Newspapers read on Friday morning, Dow rises because of good inflation news. On Saturday they read Dow "collapses" on bad inflation news. Thursday’s gains in the Dow and other big cap indices appeared weak even though the producer inflation news was good news.

When the unwelcome uptick in inflation drove long-term interest rates to 5.92%, that was good enough to take the Dow down –194.00 points on Friday. A loss that will have investors thinking about what to do, at least over the weekend, giving them time to contemplate how the Federal Reserve might react to it all at its meeting Tuesday. Friday's fall erased all the gains amassed in the Dow through Thursday and then some, leaving the average off 118 points for the week at 10,913. If not for the huge advance by IBM, which in effect pronounced itself to be an Internet company, the Dow would have fallen –100.00 points further. The S&P 500 index held up somewhat better, seeing a –7.00 point drop on the week after losing 2% in Friday's sell off.

The consumer price index climbed a strong 0.7% in April, driven by a record 6.1% rise in energy costs. Gasoline prices saw the biggest rise since 1935. It was the biggest CPI gain since October 1990. Even worse, the "core" rate, which excludes energy and food prices, jumped 0.4% after gaining just 0.1% in each of the first three months of 1999. Next came news that industrial production rose 0.6% in April, the strongest advance since the summer of 1998. The capacity utilization rate edged up to 80.6% from a revised 80.4% in March.

Before the release of the CPI number, Globex S&P 500 futures were up but quickly fell to a –20.00 point deficit on the news. I have said for a few years now that the market has taken it for granted that inflation will always remain low and one day they would be surprised. Friday seemed to be that day. Even in an environment of strong productivity gains, there are limits to the economy's growth potential.

One factor that may help to save the market is that one month's data on inflation doesn't provide the Fed with enough information to get an accurate read on inflation. But the breadth of gains in the CPI, along with rising industrial material prices (the Journal of Commerce index reached a six-month high last week), strong U.S. growth and the turnaround in the global economy, give the central bank plenty of reason to adopt a tightening bias.

One thing for sure is that if they do adopt a tightening bias a person could say that the stock market has probably seen its high for the year or at least until the bond market moves away from the 6.00% level. In 1994 the tightening by the Fed first rocked the market but after investors realized that it was a good thing, both bonds and stocks rallied when the Fed actually tightened. It is hard to know how the market will react to an announcement of a tightening bias but with bonds oversold we may see a slight bounce which may support stocks in the short term. If the Fed doesn’t make an announcement it is also hard to tell what the market may do but because the bulls are still basically in charge we could see a rally. Over the longer term we may be entering a period of sideways action, which would be great for our type of trading. Generally May to September is a quiet time for the market, anyhow, as traders are going on holiday’s, etc.

■ **LISTED ENTRIES**

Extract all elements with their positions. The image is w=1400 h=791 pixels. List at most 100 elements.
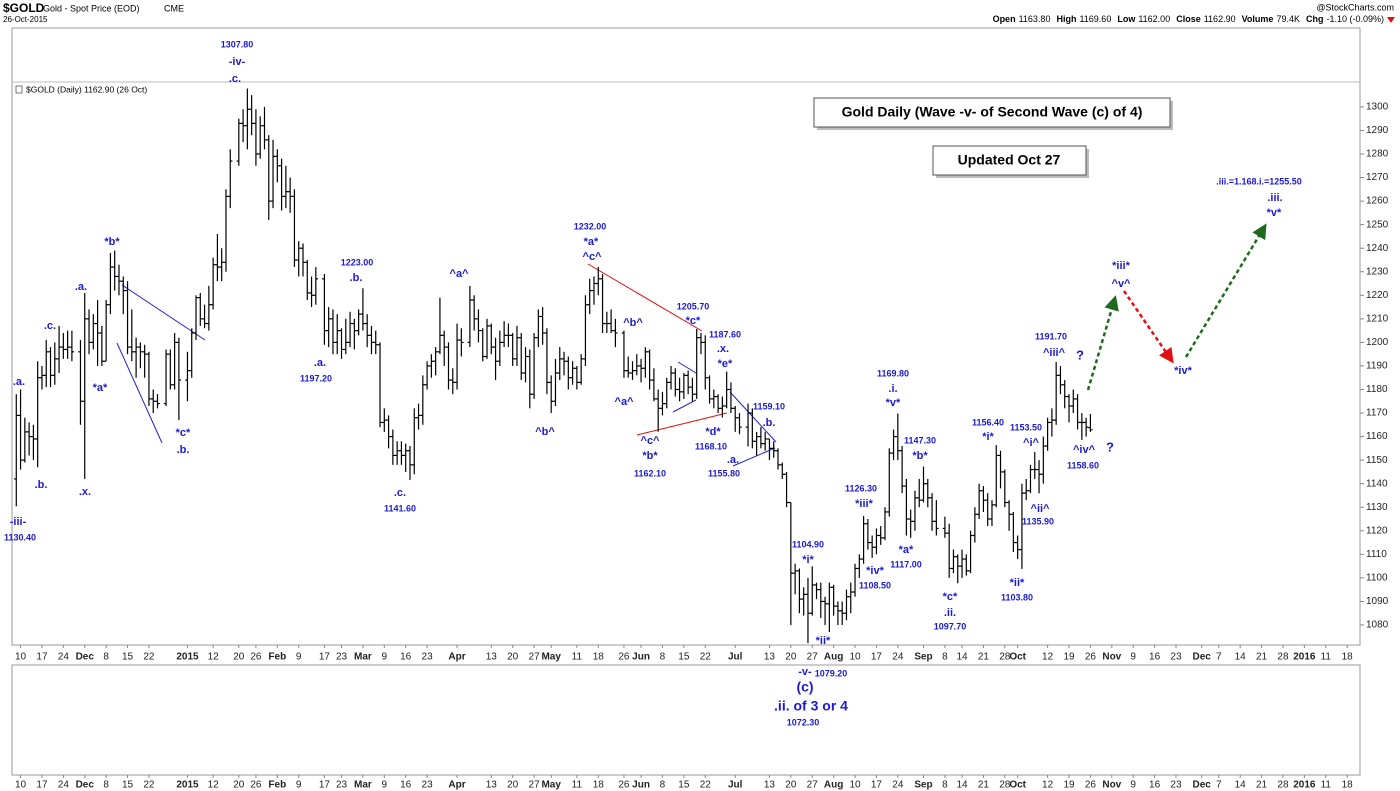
x-tick-label: 11 xyxy=(572,652,583,663)
y-tick-label: 1240 xyxy=(1366,243,1389,254)
annotation: ^c^ xyxy=(641,435,661,447)
x-tick-label: 10 xyxy=(849,652,861,663)
x-tick-label: 7 xyxy=(1216,780,1222,791)
y-tick-label: 1230 xyxy=(1366,266,1389,277)
x-tick-label: 8 xyxy=(103,780,109,791)
x-tick-label: Mar xyxy=(354,652,372,663)
x-tick-label: Apr xyxy=(448,780,465,791)
annotation: .a. xyxy=(13,376,25,388)
trendline xyxy=(672,399,697,413)
annotation: .c. xyxy=(44,320,56,332)
x-tick-label: Jul xyxy=(728,780,743,791)
x-tick-label: 9 xyxy=(296,780,302,791)
title-box xyxy=(813,97,1171,128)
quote: Open 1163.80 High 1169.60 Low 1162.00 Close 116… xyxy=(993,14,1384,24)
x-tick-label: 27 xyxy=(807,652,819,663)
x-tick-label: 24 xyxy=(892,780,904,791)
x-tick-label: 18 xyxy=(1342,652,1354,663)
quote-value: -1.10 (-0.09%) xyxy=(1326,14,1384,24)
symbol: $GOLD xyxy=(3,1,45,15)
x-tick-label: 23 xyxy=(336,780,348,791)
x-tick-label: 21 xyxy=(978,652,990,663)
quote-value: 1162.90 xyxy=(1204,14,1236,24)
x-tick-label: 20 xyxy=(233,780,245,791)
annotation: 1135.90 xyxy=(1022,516,1054,526)
annotation: *e* xyxy=(718,358,733,370)
annotation: .i. xyxy=(888,383,897,395)
annotation: .b. xyxy=(35,479,48,491)
x-tick-label: 20 xyxy=(507,652,519,663)
x-tick-label: 9 xyxy=(382,780,388,791)
annotation: 1191.70 xyxy=(1035,331,1067,341)
annotation: ^a^ xyxy=(615,396,635,408)
annotation: *a* xyxy=(584,236,599,248)
x-tick-label: 13 xyxy=(764,780,776,791)
annotation: .iii.=1.168.i.=1255.50 xyxy=(1216,176,1302,186)
x-tick-label: 27 xyxy=(529,780,541,791)
description: Gold - Spot Price (EOD) xyxy=(43,3,140,13)
chart-date: 26-Oct-2015 xyxy=(3,15,48,24)
annotation: ^a^ xyxy=(450,268,470,280)
lower-panel xyxy=(11,664,1361,776)
annotation: ? xyxy=(1106,439,1114,454)
x-tick-label: 28 xyxy=(999,652,1011,663)
quote-label: Volume xyxy=(1242,14,1274,24)
y-tick-label: 1200 xyxy=(1366,337,1389,348)
annotation: ^ii^ xyxy=(1031,503,1051,515)
annotation: .b. xyxy=(763,417,776,429)
annotation: 1126.30 xyxy=(845,483,877,493)
x-tick-label: Dec xyxy=(76,780,95,791)
x-tick-label: 16 xyxy=(1149,780,1161,791)
annotation: .c. xyxy=(229,73,241,85)
legend: $GOLD (Daily) 1162.90 (26 Oct) xyxy=(26,84,147,94)
annotation: *b* xyxy=(642,450,658,462)
annotation: *c* xyxy=(176,427,191,439)
x-tick-label: 21 xyxy=(1256,780,1268,791)
annotation: .c. xyxy=(394,487,406,499)
projection-arrow xyxy=(1122,290,1174,364)
trendline xyxy=(636,412,728,436)
x-tick-label: 17 xyxy=(36,652,48,663)
quote-label: Low xyxy=(1117,14,1136,24)
x-tick-label: Nov xyxy=(1102,652,1121,663)
y-tick-label: 1120 xyxy=(1366,525,1388,536)
annotation: .b. xyxy=(177,444,190,456)
annotation: *d* xyxy=(705,426,721,438)
source: @StockCharts.com xyxy=(1316,2,1394,12)
x-tick-label: 9 xyxy=(1130,652,1136,663)
x-tick-label: 24 xyxy=(892,652,904,663)
annotation: *i* xyxy=(802,554,814,566)
x-tick-label: 8 xyxy=(942,780,948,791)
y-tick-label: 1100 xyxy=(1366,573,1388,584)
annotation: 1103.80 xyxy=(1001,592,1033,602)
x-tick-label: 16 xyxy=(1149,652,1161,663)
x-tick-label: 23 xyxy=(1170,780,1182,791)
annotation: *iii* xyxy=(855,498,873,510)
annotation: ? xyxy=(1076,347,1084,362)
x-tick-label: Feb xyxy=(268,780,286,791)
x-tick-label: 28 xyxy=(1277,780,1289,791)
annotation: 1072.30 xyxy=(787,717,820,727)
annotation: .ii. xyxy=(944,607,956,619)
annotation: 1197.20 xyxy=(300,373,332,383)
trendline xyxy=(729,391,777,443)
annotation: 1141.60 xyxy=(384,503,416,513)
projection-arrow xyxy=(1184,223,1267,358)
annotation: -v- xyxy=(798,666,812,678)
y-tick-label: 1080 xyxy=(1366,620,1389,631)
x-tick-label: 11 xyxy=(1321,652,1332,663)
y-tick-label: 1210 xyxy=(1366,313,1389,324)
x-tick-label: 27 xyxy=(807,780,819,791)
annotation: *ii* xyxy=(816,635,831,647)
quote-value: 1162.00 xyxy=(1138,14,1170,24)
annotation: *c* xyxy=(686,315,701,327)
annotation: 1153.50 xyxy=(1010,422,1042,432)
y-tick-label: 1150 xyxy=(1366,455,1388,466)
x-tick-label: 28 xyxy=(1277,652,1289,663)
x-tick-label: 23 xyxy=(422,652,434,663)
annotation: *v* xyxy=(886,397,901,409)
x-tick-label: 2015 xyxy=(176,652,199,663)
x-tick-label: 23 xyxy=(1170,652,1182,663)
x-tick-label: 21 xyxy=(978,780,990,791)
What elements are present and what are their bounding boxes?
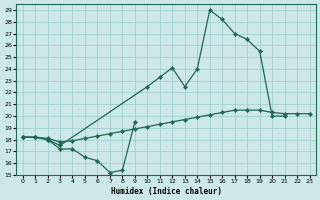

■ **PROMPT**
Repeat the part of the market commentary that begins at the words "One factor that" and stops after "a tightening bias.". The records aren't needed for this.

■ **FINAL ANSWER**
One factor that may help to save the market is that one month's data on inflation doesn't provide the Fed with enough information to get an accurate read on inflation. But the breadth of gains in the CPI, along with rising industrial material prices (the Journal of Commerce index reached a six-month high last week), strong U.S. growth and the turnaround in the global economy, give the central bank plenty of reason to adopt a tightening bias.